● **PROBLEM DESCRIPTION**
Find the string "taking" in the data, then copy every line where it is found.

● **SOURCE DATA**
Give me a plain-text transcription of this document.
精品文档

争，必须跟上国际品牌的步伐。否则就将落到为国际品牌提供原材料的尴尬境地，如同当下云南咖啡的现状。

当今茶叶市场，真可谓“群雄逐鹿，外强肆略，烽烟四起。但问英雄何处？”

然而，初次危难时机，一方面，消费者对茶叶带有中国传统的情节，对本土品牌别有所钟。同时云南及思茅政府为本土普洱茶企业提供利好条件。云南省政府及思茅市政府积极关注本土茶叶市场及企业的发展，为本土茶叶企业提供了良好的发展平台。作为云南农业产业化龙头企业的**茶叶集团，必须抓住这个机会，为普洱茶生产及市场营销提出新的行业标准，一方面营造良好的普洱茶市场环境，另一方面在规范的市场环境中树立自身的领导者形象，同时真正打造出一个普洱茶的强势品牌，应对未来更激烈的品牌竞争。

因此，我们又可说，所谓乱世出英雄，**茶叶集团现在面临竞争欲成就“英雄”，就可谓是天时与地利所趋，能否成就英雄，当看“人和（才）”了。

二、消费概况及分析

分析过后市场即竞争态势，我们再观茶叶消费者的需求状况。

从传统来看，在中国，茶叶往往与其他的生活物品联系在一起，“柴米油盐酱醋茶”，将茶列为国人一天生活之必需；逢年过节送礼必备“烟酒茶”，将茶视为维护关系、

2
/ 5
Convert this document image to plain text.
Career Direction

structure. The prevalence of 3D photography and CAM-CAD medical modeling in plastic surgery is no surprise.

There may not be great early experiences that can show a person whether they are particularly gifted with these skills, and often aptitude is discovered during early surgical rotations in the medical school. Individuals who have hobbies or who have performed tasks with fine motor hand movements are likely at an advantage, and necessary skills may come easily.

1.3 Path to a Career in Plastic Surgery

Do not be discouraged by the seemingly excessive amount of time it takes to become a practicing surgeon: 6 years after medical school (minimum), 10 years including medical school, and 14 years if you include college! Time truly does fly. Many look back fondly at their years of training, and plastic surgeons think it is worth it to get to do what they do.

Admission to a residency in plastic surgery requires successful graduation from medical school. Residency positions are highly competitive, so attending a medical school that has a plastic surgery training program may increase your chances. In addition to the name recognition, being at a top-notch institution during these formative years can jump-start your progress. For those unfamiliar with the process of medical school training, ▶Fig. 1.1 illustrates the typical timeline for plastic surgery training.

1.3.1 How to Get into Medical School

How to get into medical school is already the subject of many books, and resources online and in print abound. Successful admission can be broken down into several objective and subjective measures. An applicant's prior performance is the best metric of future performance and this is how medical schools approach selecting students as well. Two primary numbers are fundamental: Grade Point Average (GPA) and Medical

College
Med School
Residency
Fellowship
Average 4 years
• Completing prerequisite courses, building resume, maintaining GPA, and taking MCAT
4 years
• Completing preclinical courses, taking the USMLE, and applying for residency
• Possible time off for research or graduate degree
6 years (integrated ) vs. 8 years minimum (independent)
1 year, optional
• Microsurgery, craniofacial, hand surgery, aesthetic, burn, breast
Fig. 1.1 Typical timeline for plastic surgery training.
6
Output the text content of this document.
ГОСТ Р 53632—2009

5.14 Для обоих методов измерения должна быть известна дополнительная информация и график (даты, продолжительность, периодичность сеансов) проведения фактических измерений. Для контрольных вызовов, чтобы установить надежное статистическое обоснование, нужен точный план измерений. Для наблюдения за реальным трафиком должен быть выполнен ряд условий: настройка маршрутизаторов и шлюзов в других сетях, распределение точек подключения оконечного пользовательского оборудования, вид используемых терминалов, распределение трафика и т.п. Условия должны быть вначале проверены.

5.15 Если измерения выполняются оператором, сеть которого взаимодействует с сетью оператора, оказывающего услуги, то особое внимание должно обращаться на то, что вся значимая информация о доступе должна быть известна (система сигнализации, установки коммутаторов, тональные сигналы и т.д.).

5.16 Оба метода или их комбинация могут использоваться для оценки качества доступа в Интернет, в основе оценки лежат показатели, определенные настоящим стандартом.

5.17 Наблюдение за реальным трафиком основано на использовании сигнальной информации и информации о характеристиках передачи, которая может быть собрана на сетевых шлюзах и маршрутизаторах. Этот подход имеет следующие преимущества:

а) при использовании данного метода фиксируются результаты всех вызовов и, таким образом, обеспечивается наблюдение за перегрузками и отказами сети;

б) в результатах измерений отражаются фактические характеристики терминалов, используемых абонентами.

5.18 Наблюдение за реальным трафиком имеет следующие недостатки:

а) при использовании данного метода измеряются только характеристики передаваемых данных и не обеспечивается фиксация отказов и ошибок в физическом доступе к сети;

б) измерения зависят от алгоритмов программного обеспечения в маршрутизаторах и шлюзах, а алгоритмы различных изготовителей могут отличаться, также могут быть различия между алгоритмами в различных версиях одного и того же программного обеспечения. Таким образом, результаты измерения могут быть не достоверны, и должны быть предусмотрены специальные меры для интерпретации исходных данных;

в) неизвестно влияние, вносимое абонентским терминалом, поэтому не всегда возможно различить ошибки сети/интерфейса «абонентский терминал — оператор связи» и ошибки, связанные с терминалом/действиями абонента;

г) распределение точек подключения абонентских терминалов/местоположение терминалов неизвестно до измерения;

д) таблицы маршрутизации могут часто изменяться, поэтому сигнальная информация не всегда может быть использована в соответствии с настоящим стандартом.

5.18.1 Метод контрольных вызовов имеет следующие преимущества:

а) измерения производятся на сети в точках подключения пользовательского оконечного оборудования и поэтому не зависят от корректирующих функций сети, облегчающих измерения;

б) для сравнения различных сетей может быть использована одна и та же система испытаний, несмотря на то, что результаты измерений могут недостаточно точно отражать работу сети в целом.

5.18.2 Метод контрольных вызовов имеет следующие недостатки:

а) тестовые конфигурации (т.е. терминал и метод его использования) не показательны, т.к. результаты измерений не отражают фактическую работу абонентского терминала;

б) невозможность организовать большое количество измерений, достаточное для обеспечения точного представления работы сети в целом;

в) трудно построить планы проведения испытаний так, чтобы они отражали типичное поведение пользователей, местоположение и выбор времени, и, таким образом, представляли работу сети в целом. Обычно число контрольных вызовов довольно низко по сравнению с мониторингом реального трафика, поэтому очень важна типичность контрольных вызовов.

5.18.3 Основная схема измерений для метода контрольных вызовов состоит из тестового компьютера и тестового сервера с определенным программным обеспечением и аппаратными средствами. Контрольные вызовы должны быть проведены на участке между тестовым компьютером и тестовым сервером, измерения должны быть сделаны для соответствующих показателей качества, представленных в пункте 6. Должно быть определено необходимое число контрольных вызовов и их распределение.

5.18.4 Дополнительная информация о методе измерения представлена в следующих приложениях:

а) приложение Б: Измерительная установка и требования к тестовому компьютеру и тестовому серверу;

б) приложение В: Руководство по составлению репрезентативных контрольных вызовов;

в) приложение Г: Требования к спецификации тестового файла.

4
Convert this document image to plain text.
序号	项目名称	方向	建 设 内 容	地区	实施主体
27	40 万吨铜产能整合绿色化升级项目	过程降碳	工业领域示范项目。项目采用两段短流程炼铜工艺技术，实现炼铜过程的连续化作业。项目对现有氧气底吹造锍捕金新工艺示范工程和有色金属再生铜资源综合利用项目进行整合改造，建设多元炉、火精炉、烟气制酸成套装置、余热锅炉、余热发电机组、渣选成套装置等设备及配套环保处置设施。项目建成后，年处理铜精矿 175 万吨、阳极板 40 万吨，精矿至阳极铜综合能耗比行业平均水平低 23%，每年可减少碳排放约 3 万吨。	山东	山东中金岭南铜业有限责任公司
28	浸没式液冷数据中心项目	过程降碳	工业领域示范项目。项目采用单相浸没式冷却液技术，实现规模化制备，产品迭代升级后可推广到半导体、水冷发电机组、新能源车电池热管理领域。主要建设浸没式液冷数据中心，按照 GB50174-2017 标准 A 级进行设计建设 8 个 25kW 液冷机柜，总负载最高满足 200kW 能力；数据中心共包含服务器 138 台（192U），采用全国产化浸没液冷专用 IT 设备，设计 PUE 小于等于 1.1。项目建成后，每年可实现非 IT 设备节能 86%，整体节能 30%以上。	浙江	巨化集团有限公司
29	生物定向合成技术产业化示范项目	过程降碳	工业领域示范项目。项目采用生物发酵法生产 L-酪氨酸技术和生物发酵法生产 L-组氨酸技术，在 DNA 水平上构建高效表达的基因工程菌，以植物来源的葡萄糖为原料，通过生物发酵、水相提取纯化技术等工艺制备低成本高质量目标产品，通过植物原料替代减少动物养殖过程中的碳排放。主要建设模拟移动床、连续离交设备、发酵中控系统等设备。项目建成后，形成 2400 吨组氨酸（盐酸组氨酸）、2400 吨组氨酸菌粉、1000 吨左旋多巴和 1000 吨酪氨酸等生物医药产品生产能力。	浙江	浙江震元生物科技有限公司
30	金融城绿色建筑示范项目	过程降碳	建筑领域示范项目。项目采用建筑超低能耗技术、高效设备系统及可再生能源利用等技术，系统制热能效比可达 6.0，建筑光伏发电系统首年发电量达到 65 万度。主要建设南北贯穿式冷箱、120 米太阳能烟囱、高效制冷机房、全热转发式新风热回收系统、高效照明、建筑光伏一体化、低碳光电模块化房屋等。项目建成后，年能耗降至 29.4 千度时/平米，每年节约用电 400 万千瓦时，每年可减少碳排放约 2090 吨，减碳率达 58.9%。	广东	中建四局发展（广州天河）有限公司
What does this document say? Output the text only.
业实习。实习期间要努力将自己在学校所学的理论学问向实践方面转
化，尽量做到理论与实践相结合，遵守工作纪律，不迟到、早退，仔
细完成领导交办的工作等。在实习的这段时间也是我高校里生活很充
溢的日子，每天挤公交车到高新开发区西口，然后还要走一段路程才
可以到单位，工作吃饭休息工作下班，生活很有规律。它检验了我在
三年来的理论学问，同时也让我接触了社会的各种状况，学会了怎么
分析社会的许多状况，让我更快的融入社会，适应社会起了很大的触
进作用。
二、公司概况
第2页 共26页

● **RESULT FOR THIS TASK**
• Completing prerequisite courses, building resume, maintaining GPA, and taking MCAT
• Completing preclinical courses, taking the USMLE, and applying for residency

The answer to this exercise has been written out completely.